** BEGIN **

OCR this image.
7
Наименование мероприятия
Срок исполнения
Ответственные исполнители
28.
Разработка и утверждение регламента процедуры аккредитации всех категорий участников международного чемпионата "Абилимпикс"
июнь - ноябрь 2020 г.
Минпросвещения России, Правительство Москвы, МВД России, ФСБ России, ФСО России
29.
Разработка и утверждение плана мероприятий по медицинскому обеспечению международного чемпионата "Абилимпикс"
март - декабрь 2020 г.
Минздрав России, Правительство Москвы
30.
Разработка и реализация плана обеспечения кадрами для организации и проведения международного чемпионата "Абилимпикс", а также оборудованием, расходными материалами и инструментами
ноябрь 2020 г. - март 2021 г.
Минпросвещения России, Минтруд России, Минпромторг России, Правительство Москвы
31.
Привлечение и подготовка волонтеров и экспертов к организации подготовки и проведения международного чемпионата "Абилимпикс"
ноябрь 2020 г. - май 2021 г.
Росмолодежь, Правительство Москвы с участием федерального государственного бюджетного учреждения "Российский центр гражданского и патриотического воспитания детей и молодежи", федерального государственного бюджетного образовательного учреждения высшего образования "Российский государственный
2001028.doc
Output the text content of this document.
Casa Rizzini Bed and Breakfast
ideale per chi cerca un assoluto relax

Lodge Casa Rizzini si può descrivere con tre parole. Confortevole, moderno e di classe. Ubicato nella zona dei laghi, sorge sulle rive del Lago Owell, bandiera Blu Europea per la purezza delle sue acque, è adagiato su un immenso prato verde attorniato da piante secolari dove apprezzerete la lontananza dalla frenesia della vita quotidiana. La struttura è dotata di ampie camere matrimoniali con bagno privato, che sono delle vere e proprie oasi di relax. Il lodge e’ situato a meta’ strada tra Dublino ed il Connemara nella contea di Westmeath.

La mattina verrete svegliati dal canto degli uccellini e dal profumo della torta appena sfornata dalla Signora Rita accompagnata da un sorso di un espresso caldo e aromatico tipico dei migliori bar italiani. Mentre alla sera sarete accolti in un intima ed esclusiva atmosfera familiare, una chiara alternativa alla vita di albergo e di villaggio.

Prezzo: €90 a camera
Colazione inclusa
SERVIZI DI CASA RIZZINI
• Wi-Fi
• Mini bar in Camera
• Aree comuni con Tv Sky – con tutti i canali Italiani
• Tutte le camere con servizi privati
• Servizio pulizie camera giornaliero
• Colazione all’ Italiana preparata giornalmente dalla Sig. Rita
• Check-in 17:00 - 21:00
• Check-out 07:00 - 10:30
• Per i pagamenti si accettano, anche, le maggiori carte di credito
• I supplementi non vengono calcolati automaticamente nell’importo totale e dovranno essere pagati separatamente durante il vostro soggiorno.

** END **

__WORK TO BE COMPLETED__:
In the entries above, count every line containing the word "dalla". Write only the total.

__RESULT__:
3